- **Stated goal**
Make an exact copy of the records, with the pictures left out.

[START Recorded information]

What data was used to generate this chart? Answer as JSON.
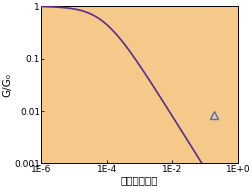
{
  "title": "",
  "xlabel": "せん断ひずみ",
  "ylabel": "G/G₀",
  "xlim_log": [
    -6,
    0
  ],
  "ylim_log": [
    -3,
    0
  ],
  "xtick_labels": [
    "1E-6",
    "1E-4",
    "1E-2",
    "1E+0"
  ],
  "xtick_vals": [
    1e-06,
    0.0001,
    0.01,
    1.0
  ],
  "ytick_labels": [
    "0.001",
    "0.01",
    "0.1",
    "1"
  ],
  "ytick_vals": [
    0.001,
    0.01,
    0.1,
    1
  ],
  "curve_color": "#5b2d8e",
  "fill_color": "#f5c98a",
  "marker_x": 0.18,
  "marker_y": 0.0085,
  "marker_color": "#4472c4",
  "background_color": "#f5c98a",
  "ref_strain": 8e-05
}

[END Recorded information]

- **Response for this exercise**
What data was used to generate this chart? Answer as JSON.
{
  "title": "",
  "xlabel": "せん断ひずみ",
  "ylabel": "G/G₀",
  "xlim_log": [
    -6,
    0
  ],
  "ylim_log": [
    -3,
    0
  ],
  "xtick_labels": [
    "1E-6",
    "1E-4",
    "1E-2",
    "1E+0"
  ],
  "xtick_vals": [
    1e-06,
    0.0001,
    0.01,
    1.0
  ],
  "ytick_labels": [
    "0.001",
    "0.01",
    "0.1",
    "1"
  ],
  "ytick_vals": [
    0.001,
    0.01,
    0.1,
    1
  ],
  "curve_color": "#5b2d8e",
  "fill_color": "#f5c98a",
  "marker_x": 0.18,
  "marker_y": 0.0085,
  "marker_color": "#4472c4",
  "background_color": "#f5c98a",
  "ref_strain": 8e-05
}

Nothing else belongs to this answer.